Festival film menjadi ajang bergengsi bagi para pelaku dan penikmat sinema di Indonesia untuk bertemu. Setelah Jakarta Film Week, Festival Film Bandung, insan perfilman akan bertemu kembali di Yogyakarta. Jogja-NETPAC Asian Film Festival (JAFF) merupakan festival film tahunan yang diadakan sejak 2006 dan telah menjadi destinasi prestisius bagi para sinefil untuk kolaborasi secara berkelanjutan.
   Pengalaman pertama kali penulis ke JAFF yaitu tahun 2022 lalu. Disitu, aku mewakili Kompasianer Only Movie enthusIat Klub (KOMiK) sebagai pembicara dalam salah satu sesi Community Forum yang menjadi wadah berkumpul dan ruang kolaborasi untuk saling diskusi. Sebab JAFF mampu melebur pelaku dan penikmat perfilman jadi satu tanpa sekat. Inilah hal-hal yang bisa memperkuat ekosistem perfilman nasional.
   Sebagai jembatan kebudayaan, JAFF menjelma jadi festival yang menghubungkan antar film, seni, pariwisata, dan ekonomi kreatif. Pada JAFF ke-19, bakal dihelat JAFF Market yang siap mewadahi kelahiran kolaborasi-kolaborasi baru bagi insan perfilman Asia. Apalagi penghargaan juga tetap digelar sebagai wujud apresiasi atas kontribusi sinema Asia menampilkan film-film yang berkualitas.
   Perayaan JAFF tahun 2024 akan dihelat selama delapan hari, mulai tanggal 30 November 2024 sampai 7 Desember 2024. Dengan tema "Metanoia", JAFF mendeskripsikan transformasi berkelanjutan sinema Asia demi capai keunggalan sinematik meski tantangan global di depan mata. Artwork yang sudah resmi disiarkan merepresentasi harapan menyala bagi pasar film Indonesia untuk terus berjaya.
   Dalam press conference melalui zoom meeting yang penulis ikuti kemarin, dua film Indonesia juga sudah diumumkan bakal tayang khusus selama disana. Film pembuka dipilih Samsara karya Garin Nugroho. Film bisu hitam putih berlatar Bali dengan perpaduan kolaborasi musik tradisi gamelan dan musik elektronik. Sementara film penutup ditunjuk 1 Kakak, 7 Keponakan karya Yandy Laurens. Sebuah cerita film yang diadaptasi dari naskah sinetron karya Arswendo Atmowiloto.

**Data yang Ditampilkan**
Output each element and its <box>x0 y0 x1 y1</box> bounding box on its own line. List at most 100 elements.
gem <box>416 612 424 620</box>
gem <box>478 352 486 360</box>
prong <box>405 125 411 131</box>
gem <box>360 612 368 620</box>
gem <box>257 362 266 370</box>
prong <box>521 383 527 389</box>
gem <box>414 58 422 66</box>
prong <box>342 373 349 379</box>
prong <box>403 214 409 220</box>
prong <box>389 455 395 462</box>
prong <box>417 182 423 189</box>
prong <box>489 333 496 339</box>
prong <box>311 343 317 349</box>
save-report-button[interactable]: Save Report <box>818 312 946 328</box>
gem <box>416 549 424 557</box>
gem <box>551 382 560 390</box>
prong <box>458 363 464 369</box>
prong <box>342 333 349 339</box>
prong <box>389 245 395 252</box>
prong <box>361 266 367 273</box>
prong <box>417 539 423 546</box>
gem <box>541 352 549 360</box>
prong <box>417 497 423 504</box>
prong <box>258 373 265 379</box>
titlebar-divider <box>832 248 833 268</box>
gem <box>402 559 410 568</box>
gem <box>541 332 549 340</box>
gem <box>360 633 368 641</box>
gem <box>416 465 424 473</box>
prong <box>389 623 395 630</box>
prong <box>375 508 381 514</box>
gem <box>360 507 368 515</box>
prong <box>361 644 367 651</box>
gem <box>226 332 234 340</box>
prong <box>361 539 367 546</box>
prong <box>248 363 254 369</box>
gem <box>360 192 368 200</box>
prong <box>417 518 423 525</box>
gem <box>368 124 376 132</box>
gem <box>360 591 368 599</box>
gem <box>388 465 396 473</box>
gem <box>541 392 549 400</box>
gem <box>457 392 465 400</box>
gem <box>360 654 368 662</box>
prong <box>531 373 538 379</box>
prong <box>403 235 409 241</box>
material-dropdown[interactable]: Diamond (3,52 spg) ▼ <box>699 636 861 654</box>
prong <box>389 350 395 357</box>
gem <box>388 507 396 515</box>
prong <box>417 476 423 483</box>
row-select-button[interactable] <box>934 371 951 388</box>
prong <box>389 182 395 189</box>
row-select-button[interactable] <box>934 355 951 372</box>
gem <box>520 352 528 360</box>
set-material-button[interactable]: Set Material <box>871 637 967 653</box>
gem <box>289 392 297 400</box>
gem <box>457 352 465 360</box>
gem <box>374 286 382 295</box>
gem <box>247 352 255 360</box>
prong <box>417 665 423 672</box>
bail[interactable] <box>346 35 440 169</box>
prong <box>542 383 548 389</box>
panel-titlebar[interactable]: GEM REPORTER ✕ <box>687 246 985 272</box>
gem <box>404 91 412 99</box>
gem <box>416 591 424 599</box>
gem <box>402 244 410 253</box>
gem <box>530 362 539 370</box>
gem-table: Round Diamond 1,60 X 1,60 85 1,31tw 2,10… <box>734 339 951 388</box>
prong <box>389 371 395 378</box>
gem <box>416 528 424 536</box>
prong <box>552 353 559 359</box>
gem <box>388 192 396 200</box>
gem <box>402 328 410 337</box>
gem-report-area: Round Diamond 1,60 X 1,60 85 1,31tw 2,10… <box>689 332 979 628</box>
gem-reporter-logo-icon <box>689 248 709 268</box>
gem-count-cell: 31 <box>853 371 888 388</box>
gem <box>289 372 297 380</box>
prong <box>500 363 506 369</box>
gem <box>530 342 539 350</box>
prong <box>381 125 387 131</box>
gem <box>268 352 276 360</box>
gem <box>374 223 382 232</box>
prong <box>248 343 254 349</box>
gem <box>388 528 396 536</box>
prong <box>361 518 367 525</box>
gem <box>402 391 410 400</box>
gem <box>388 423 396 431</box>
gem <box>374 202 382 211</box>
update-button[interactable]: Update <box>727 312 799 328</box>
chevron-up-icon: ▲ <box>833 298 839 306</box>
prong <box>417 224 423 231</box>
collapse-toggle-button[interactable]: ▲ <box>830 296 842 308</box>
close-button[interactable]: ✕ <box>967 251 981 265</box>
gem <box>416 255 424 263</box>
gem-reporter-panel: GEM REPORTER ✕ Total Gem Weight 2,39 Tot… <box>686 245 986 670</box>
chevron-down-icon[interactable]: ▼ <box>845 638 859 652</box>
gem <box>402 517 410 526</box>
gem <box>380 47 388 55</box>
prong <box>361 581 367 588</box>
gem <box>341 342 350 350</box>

**Daftar Tugas**
1) Dalam teks tentang Jogja-NETPAC Asian Film Festival, film apa yang dipilih sebagai film pembuka JAFF 2024?
2) Lanjutkan teks tentang Jogja-NETPAC Asian Film Festival setelah kalimat terakhir yang ditampilkan.

**Jawaban Tiap Tugas**
1) Samsara karya Garin Nugroho.

2)
   Pemilihan dua film tersebut disinyalir sebagai bentuk pencapaian sinematik yang unik karena raihan penonton film Indonesia di bioskop mencatat rekor tertinggi sepanjang masa pada bulan September lalu. Selain itu, penonton film Indonesia makin kritis sehingga mereka lebih sering nonton film nasional dibanding film-film impor. Ini menjadi cerminan semangat Metanoia yang tumbuh cemerlang bersama visibilitas panggung global dan selalu buka ruang bagi siapa saja untuk berkreasi tanpa batas.
   Venue yang dipilih untuk penyelenggaraan JAFF tahun ini juga masih sama seperti tahun sebelumnya yaitu LPP Yogyakarta, Bioskop Empire XXI, dan platform digital streaming Klik Film. Lokasi acara tersebut akan menjadi tempat pemutaran film, ruang diskusi, hiburan, dan wadah apresiasi bagi karya-karya sinema terbaik yang terdiri dari 180 film dari 25 negara Asia Pasifik dalam program kompetisi dan non-kompetisi.
   Penulis sungguh tak sabar untuk melangkahkan kaki kembali datang ke gelaran festival film tahunan ini. Suasana yang bersahabat, kurasi film Indonesia yang begitu dekat dengan penonton, dan program-program baru tentu menambah animo buat ke Jogja. Satu hal yang penulis tunggu yaitu JAFF Market selama tiga hari di Jogja Expo Center. Ini akan jadi etalase industri film Indonesia untuk bertemu dengan talenta baru, pembuat konten, investor, institusi film, media, dan seluruh pihak yang terlibat dalam lingkup ekosistem perfilman nasional. Linda Gozali selaku Direktur JAFF Market mengatakan "JAFF Market hadir sebagai respons terhadap pertumbuhan industri film kita, khususnya paska pandemi. Harapannya, JAFF Market menjadi pemicu kelahiran kolaborasi-kolaborasi yang nanti dapat terus menumbuhkan ragam inovasi pada industri film nasional,".